## SOURCE DATA
────────────────────────────────────────

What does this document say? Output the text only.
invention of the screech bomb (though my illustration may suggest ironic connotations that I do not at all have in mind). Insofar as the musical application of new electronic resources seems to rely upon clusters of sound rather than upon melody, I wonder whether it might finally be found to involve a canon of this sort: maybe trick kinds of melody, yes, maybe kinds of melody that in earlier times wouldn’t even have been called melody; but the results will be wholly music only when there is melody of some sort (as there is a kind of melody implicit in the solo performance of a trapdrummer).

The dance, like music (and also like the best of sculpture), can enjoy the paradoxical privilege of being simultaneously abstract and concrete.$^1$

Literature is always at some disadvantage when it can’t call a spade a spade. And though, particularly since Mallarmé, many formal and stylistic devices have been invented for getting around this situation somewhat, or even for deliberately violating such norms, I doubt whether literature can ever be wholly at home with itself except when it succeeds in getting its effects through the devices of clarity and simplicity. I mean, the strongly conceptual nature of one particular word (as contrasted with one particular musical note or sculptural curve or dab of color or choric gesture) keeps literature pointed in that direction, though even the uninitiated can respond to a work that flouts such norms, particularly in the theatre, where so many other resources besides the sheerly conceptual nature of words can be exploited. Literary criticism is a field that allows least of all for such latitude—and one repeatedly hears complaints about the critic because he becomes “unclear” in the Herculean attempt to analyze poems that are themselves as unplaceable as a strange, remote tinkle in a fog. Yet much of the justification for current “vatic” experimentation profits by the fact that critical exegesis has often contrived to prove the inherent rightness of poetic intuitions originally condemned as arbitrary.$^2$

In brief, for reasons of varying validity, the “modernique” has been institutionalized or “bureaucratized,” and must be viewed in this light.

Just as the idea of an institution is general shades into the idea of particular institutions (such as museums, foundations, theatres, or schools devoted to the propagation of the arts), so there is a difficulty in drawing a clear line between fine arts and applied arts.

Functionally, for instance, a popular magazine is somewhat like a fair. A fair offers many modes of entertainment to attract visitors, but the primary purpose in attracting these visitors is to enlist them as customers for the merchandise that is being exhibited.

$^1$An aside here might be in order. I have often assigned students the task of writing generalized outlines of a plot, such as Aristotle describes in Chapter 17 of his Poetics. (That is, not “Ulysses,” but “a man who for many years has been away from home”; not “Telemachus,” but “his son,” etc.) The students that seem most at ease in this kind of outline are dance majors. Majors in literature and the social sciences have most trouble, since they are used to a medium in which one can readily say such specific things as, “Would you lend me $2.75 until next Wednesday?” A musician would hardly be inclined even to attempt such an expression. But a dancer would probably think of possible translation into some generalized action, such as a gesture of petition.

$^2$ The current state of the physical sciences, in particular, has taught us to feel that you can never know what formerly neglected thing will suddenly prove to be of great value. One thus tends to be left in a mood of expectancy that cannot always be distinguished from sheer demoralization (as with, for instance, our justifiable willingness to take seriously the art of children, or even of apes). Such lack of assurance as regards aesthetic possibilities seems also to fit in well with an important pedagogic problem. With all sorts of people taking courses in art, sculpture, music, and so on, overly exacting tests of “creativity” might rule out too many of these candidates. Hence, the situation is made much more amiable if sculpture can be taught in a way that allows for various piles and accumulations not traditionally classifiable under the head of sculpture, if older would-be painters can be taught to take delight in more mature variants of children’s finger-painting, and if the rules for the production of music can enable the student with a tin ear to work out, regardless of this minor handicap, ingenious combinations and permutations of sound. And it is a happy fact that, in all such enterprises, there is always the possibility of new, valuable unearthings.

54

────────────────────────────────────────

## YOUR TASK
Retype the whole listing above exactly.

## COMPLETED EXERCISE
What does this document say? Output the text only.
invention of the screech bomb (though my illustration may suggest ironic connotations that I do not at all have in mind). Insofar as the musical application of new electronic resources seems to rely upon clusters of sound rather than upon melody, I wonder whether it might finally be found to involve a canon of this sort: maybe trick kinds of melody, yes, maybe kinds of melody that in earlier times wouldn’t even have been called melody; but the results will be wholly music only when there is melody of some sort (as there is a kind of melody implicit in the solo performance of a trapdrummer).

The dance, like music (and also like the best of sculpture), can enjoy the paradoxical privilege of being simultaneously abstract and concrete.$^1$

Literature is always at some disadvantage when it can’t call a spade a spade. And though, particularly since Mallarmé, many formal and stylistic devices have been invented for getting around this situation somewhat, or even for deliberately violating such norms, I doubt whether literature can ever be wholly at home with itself except when it succeeds in getting its effects through the devices of clarity and simplicity. I mean, the strongly conceptual nature of one particular word (as contrasted with one particular musical note or sculptural curve or dab of color or choric gesture) keeps literature pointed in that direction, though even the uninitiated can respond to a work that flouts such norms, particularly in the theatre, where so many other resources besides the sheerly conceptual nature of words can be exploited. Literary criticism is a field that allows least of all for such latitude—and one repeatedly hears complaints about the critic because he becomes “unclear” in the Herculean attempt to analyze poems that are themselves as unplaceable as a strange, remote tinkle in a fog. Yet much of the justification for current “vatic” experimentation profits by the fact that critical exegesis has often contrived to prove the inherent rightness of poetic intuitions originally condemned as arbitrary.$^2$

In brief, for reasons of varying validity, the “modernique” has been institutionalized or “bureaucratized,” and must be viewed in this light.

Just as the idea of an institution is general shades into the idea of particular institutions (such as museums, foundations, theatres, or schools devoted to the propagation of the arts), so there is a difficulty in drawing a clear line between fine arts and applied arts.

Functionally, for instance, a popular magazine is somewhat like a fair. A fair offers many modes of entertainment to attract visitors, but the primary purpose in attracting these visitors is to enlist them as customers for the merchandise that is being exhibited.

$^1$An aside here might be in order. I have often assigned students the task of writing generalized outlines of a plot, such as Aristotle describes in Chapter 17 of his Poetics. (That is, not “Ulysses,” but “a man who for many years has been away from home”; not “Telemachus,” but “his son,” etc.) The students that seem most at ease in this kind of outline are dance majors. Majors in literature and the social sciences have most trouble, since they are used to a medium in which one can readily say such specific things as, “Would you lend me $2.75 until next Wednesday?” A musician would hardly be inclined even to attempt such an expression. But a dancer would probably think of possible translation into some generalized action, such as a gesture of petition.

$^2$ The current state of the physical sciences, in particular, has taught us to feel that you can never know what formerly neglected thing will suddenly prove to be of great value. One thus tends to be left in a mood of expectancy that cannot always be distinguished from sheer demoralization (as with, for instance, our justifiable willingness to take seriously the art of children, or even of apes). Such lack of assurance as regards aesthetic possibilities seems also to fit in well with an important pedagogic problem. With all sorts of people taking courses in art, sculpture, music, and so on, overly exacting tests of “creativity” might rule out too many of these candidates. Hence, the situation is made much more amiable if sculpture can be taught in a way that allows for various piles and accumulations not traditionally classifiable under the head of sculpture, if older would-be painters can be taught to take delight in more mature variants of children’s finger-painting, and if the rules for the production of music can enable the student with a tin ear to work out, regardless of this minor handicap, ingenious combinations and permutations of sound. And it is a happy fact that, in all such enterprises, there is always the possibility of new, valuable unearthings.

54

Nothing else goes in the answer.